• [DATA PROVIDED]:
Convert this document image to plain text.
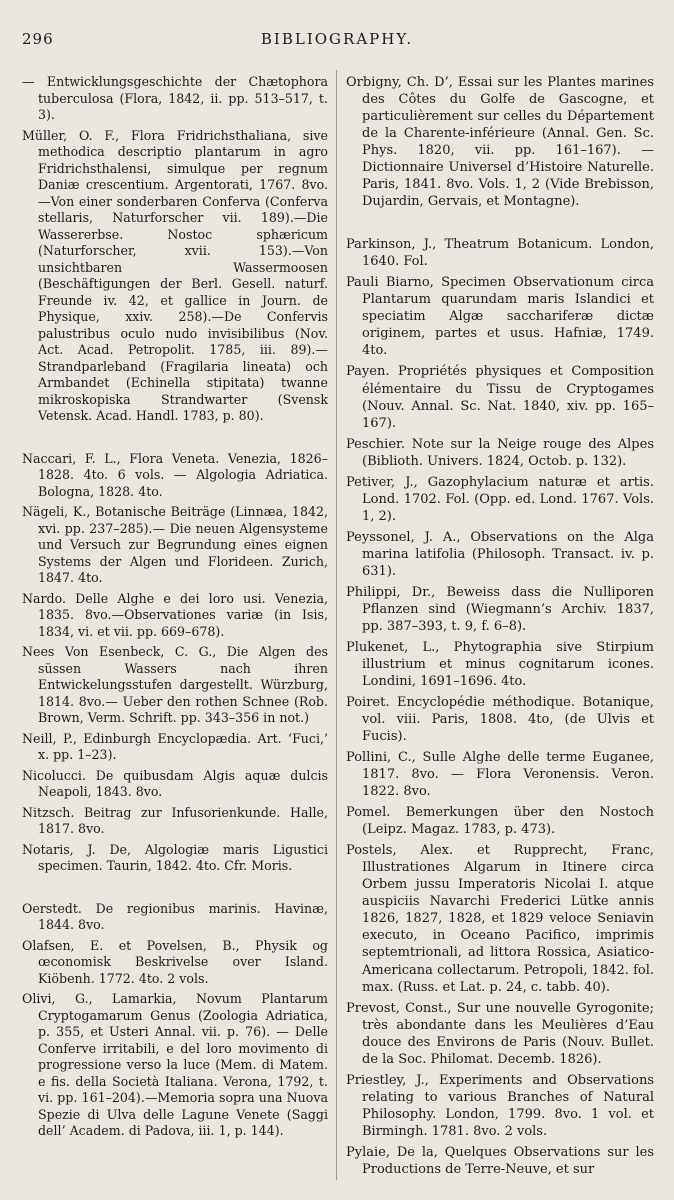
296	BIBLIOGRAPHY.
— Entwicklungsgeschichte der Chætophora tuberculosa (Flora, 1842, ii. pp. 513–517, t. 3).
Müller, O. F., Flora Fridrichsthaliana, sive methodica descriptio plantarum in agro Fridrichsthalensi, simulque per regnum Daniæ crescentium. Argentorati, 1767. 8vo.—Von einer sonderbaren Conferva (Conferva stellaris, Naturforscher vii. 189).—Die Wassererbse. Nostoc sphæricum (Naturforscher, xvii. 153).—Von unsichtbaren Wassermoosen (Beschäftigungen der Berl. Gesell. naturf. Freunde iv. 42, et gallice in Journ. de Physique, xxiv. 258).—De Confervis palustribus oculo nudo invisibilibus (Nov. Act. Acad. Petropolit. 1785, iii. 89).—Strandparleband (Fragilaria lineata) och Armbandet (Echinella stipitata) twanne mikroskopiska Strandwarter (Svensk Vetensk. Acad. Handl. 1783, p. 80).
Naccari, F. L., Flora Veneta. Venezia, 1826–1828. 4to. 6 vols. — Algologia Adriatica. Bologna, 1828. 4to.
Nägeli, K., Botanische Beiträge (Linnæa, 1842, xvi. pp. 237–285).— Die neuen Algensysteme und Versuch zur Begrundung eines eignen Systems der Algen und Florideen. Zurich, 1847. 4to.
Nardo. Delle Alghe e dei loro usi. Venezia, 1835. 8vo.—Observationes variæ (in Isis, 1834, vi. et vii. pp. 669–678).
Nees Von Esenbeck, C. G., Die Algen des süssen Wassers nach ihren Entwickelungsstufen dargestellt. Würzburg, 1814. 8vo.— Ueber den rothen Schnee (Rob. Brown, Verm. Schrift. pp. 343–356 in not.)
Neill, P., Edinburgh Encyclopædia. Art. ‘Fuci,’ x. pp. 1–23).
Nicolucci. De quibusdam Algis aquæ dulcis Neapoli, 1843. 8vo.
Nitzsch. Beitrag zur Infusorienkunde. Halle, 1817. 8vo.
Notaris, J. De, Algologiæ maris Ligustici specimen. Taurin, 1842. 4to. Cfr. Moris.
Oerstedt. De regionibus marinis. Havinæ, 1844. 8vo.
Olafsen, E. et Povelsen, B., Physik og œconomisk Beskrivelse over Island. Kiöbenh. 1772. 4to. 2 vols.
Olivi, G., Lamarkia, Novum Plantarum Cryptogamarum Genus (Zoologia Adriatica, p. 355, et Usteri Annal. vii. p. 76). — Delle Conferve irritabili, e del loro movimento di progressione verso la luce (Mem. di Matem. e fis. della Società Italiana. Verona, 1792, t. vi. pp. 161–204).—Memoria sopra una Nuova Spezie di Ulva delle Lagune Venete (Saggi dell’ Academ. di Padova, iii. 1, p. 144).
Orbigny, Ch. D’, Essai sur les Plantes marines des Côtes du Golfe de Gascogne, et particulièrement sur celles du Département de la Charente-inférieure (Annal. Gen. Sc. Phys. 1820, vii. pp. 161–167). —Dictionnaire Universel d’Histoire Naturelle. Paris, 1841. 8vo. Vols. 1, 2 (Vide Brebisson, Dujardin, Gervais, et Montagne).
Parkinson, J., Theatrum Botanicum. London, 1640. Fol.
Pauli Biarno, Specimen Observationum circa Plantarum quarundam maris Islandici et speciatim Algæ sacchariferæ dictæ originem, partes et usus. Hafniæ, 1749. 4to.
Payen. Propriétés physiques et Composition élémentaire du Tissu de Cryptogames (Nouv. Annal. Sc. Nat. 1840, xiv. pp. 165–167).
Peschier. Note sur la Neige rouge des Alpes (Biblioth. Univers. 1824, Octob. p. 132).
Petiver, J., Gazophylacium naturæ et artis. Lond. 1702. Fol. (Opp. ed. Lond. 1767. Vols. 1, 2).
Peyssonel, J. A., Observations on the Alga marina latifolia (Philosoph. Transact. iv. p. 631).
Philippi, Dr., Beweiss dass die Nulliporen Pflanzen sind (Wiegmann’s Archiv. 1837, pp. 387–393, t. 9, f. 6–8).
Plukenet, L., Phytographia sive Stirpium illustrium et minus cognitarum icones. Londini, 1691–1696. 4to.
Poiret. Encyclopédie méthodique. Botanique, vol. viii. Paris, 1808. 4to, (de Ulvis et Fucis).
Pollini, C., Sulle Alghe delle terme Euganee, 1817. 8vo. — Flora Veronensis. Veron. 1822. 8vo.
Pomel. Bemerkungen über den Nostoch (Leipz. Magaz. 1783, p. 473).
Postels, Alex. et Rupprecht, Franc, Illustrationes Algarum in Itinere circa Orbem jussu Imperatoris Nicolai I. atque auspiciis Navarchi Frederici Lütke annis 1826, 1827, 1828, et 1829 veloce Seniavin executo, in Oceano Pacifico, imprimis septemtrionali, ad littora Rossica, Asiatico-Americana collectarum. Petropoli, 1842. fol. max. (Russ. et Lat. p. 24, c. tabb. 40).
Prevost, Const., Sur une nouvelle Gyrogonite; très abondante dans les Meulières d’Eau douce des Environs de Paris (Nouv. Bullet. de la Soc. Philomat. Decemb. 1826).
Priestley, J., Experiments and Observations relating to various Branches of Natural Philosophy. London, 1799. 8vo. 1 vol. et Birmingh. 1781. 8vo. 2 vols.
Pylaie, De la, Quelques Observations sur les Productions de Terre-Neuve, et sur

• [TASK]:
Each record must be quoted in full and exactly. Do not include the pictures.

• [SOLUTION]:
Convert this document image to plain text.
296	BIBLIOGRAPHY.
— Entwicklungsgeschichte der Chætophora tuberculosa (Flora, 1842, ii. pp. 513–517, t. 3).
Müller, O. F., Flora Fridrichsthaliana, sive methodica descriptio plantarum in agro Fridrichsthalensi, simulque per regnum Daniæ crescentium. Argentorati, 1767. 8vo.—Von einer sonderbaren Conferva (Conferva stellaris, Naturforscher vii. 189).—Die Wassererbse. Nostoc sphæricum (Naturforscher, xvii. 153).—Von unsichtbaren Wassermoosen (Beschäftigungen der Berl. Gesell. naturf. Freunde iv. 42, et gallice in Journ. de Physique, xxiv. 258).—De Confervis palustribus oculo nudo invisibilibus (Nov. Act. Acad. Petropolit. 1785, iii. 89).—Strandparleband (Fragilaria lineata) och Armbandet (Echinella stipitata) twanne mikroskopiska Strandwarter (Svensk Vetensk. Acad. Handl. 1783, p. 80).
Naccari, F. L., Flora Veneta. Venezia, 1826–1828. 4to. 6 vols. — Algologia Adriatica. Bologna, 1828. 4to.
Nägeli, K., Botanische Beiträge (Linnæa, 1842, xvi. pp. 237–285).— Die neuen Algensysteme und Versuch zur Begrundung eines eignen Systems der Algen und Florideen. Zurich, 1847. 4to.
Nardo. Delle Alghe e dei loro usi. Venezia, 1835. 8vo.—Observationes variæ (in Isis, 1834, vi. et vii. pp. 669–678).
Nees Von Esenbeck, C. G., Die Algen des süssen Wassers nach ihren Entwickelungsstufen dargestellt. Würzburg, 1814. 8vo.— Ueber den rothen Schnee (Rob. Brown, Verm. Schrift. pp. 343–356 in not.)
Neill, P., Edinburgh Encyclopædia. Art. ‘Fuci,’ x. pp. 1–23).
Nicolucci. De quibusdam Algis aquæ dulcis Neapoli, 1843. 8vo.
Nitzsch. Beitrag zur Infusorienkunde. Halle, 1817. 8vo.
Notaris, J. De, Algologiæ maris Ligustici specimen. Taurin, 1842. 4to. Cfr. Moris.
Oerstedt. De regionibus marinis. Havinæ, 1844. 8vo.
Olafsen, E. et Povelsen, B., Physik og œconomisk Beskrivelse over Island. Kiöbenh. 1772. 4to. 2 vols.
Olivi, G., Lamarkia, Novum Plantarum Cryptogamarum Genus (Zoologia Adriatica, p. 355, et Usteri Annal. vii. p. 76). — Delle Conferve irritabili, e del loro movimento di progressione verso la luce (Mem. di Matem. e fis. della Società Italiana. Verona, 1792, t. vi. pp. 161–204).—Memoria sopra una Nuova Spezie di Ulva delle Lagune Venete (Saggi dell’ Academ. di Padova, iii. 1, p. 144).
Orbigny, Ch. D’, Essai sur les Plantes marines des Côtes du Golfe de Gascogne, et particulièrement sur celles du Département de la Charente-inférieure (Annal. Gen. Sc. Phys. 1820, vii. pp. 161–167). —Dictionnaire Universel d’Histoire Naturelle. Paris, 1841. 8vo. Vols. 1, 2 (Vide Brebisson, Dujardin, Gervais, et Montagne).
Parkinson, J., Theatrum Botanicum. London, 1640. Fol.
Pauli Biarno, Specimen Observationum circa Plantarum quarundam maris Islandici et speciatim Algæ sacchariferæ dictæ originem, partes et usus. Hafniæ, 1749. 4to.
Payen. Propriétés physiques et Composition élémentaire du Tissu de Cryptogames (Nouv. Annal. Sc. Nat. 1840, xiv. pp. 165–167).
Peschier. Note sur la Neige rouge des Alpes (Biblioth. Univers. 1824, Octob. p. 132).
Petiver, J., Gazophylacium naturæ et artis. Lond. 1702. Fol. (Opp. ed. Lond. 1767. Vols. 1, 2).
Peyssonel, J. A., Observations on the Alga marina latifolia (Philosoph. Transact. iv. p. 631).
Philippi, Dr., Beweiss dass die Nulliporen Pflanzen sind (Wiegmann’s Archiv. 1837, pp. 387–393, t. 9, f. 6–8).
Plukenet, L., Phytographia sive Stirpium illustrium et minus cognitarum icones. Londini, 1691–1696. 4to.
Poiret. Encyclopédie méthodique. Botanique, vol. viii. Paris, 1808. 4to, (de Ulvis et Fucis).
Pollini, C., Sulle Alghe delle terme Euganee, 1817. 8vo. — Flora Veronensis. Veron. 1822. 8vo.
Pomel. Bemerkungen über den Nostoch (Leipz. Magaz. 1783, p. 473).
Postels, Alex. et Rupprecht, Franc, Illustrationes Algarum in Itinere circa Orbem jussu Imperatoris Nicolai I. atque auspiciis Navarchi Frederici Lütke annis 1826, 1827, 1828, et 1829 veloce Seniavin executo, in Oceano Pacifico, imprimis septemtrionali, ad littora Rossica, Asiatico-Americana collectarum. Petropoli, 1842. fol. max. (Russ. et Lat. p. 24, c. tabb. 40).
Prevost, Const., Sur une nouvelle Gyrogonite; très abondante dans les Meulières d’Eau douce des Environs de Paris (Nouv. Bullet. de la Soc. Philomat. Decemb. 1826).
Priestley, J., Experiments and Observations relating to various Branches of Natural Philosophy. London, 1799. 8vo. 1 vol. et Birmingh. 1781. 8vo. 2 vols.
Pylaie, De la, Quelques Observations sur les Productions de Terre-Neuve, et sur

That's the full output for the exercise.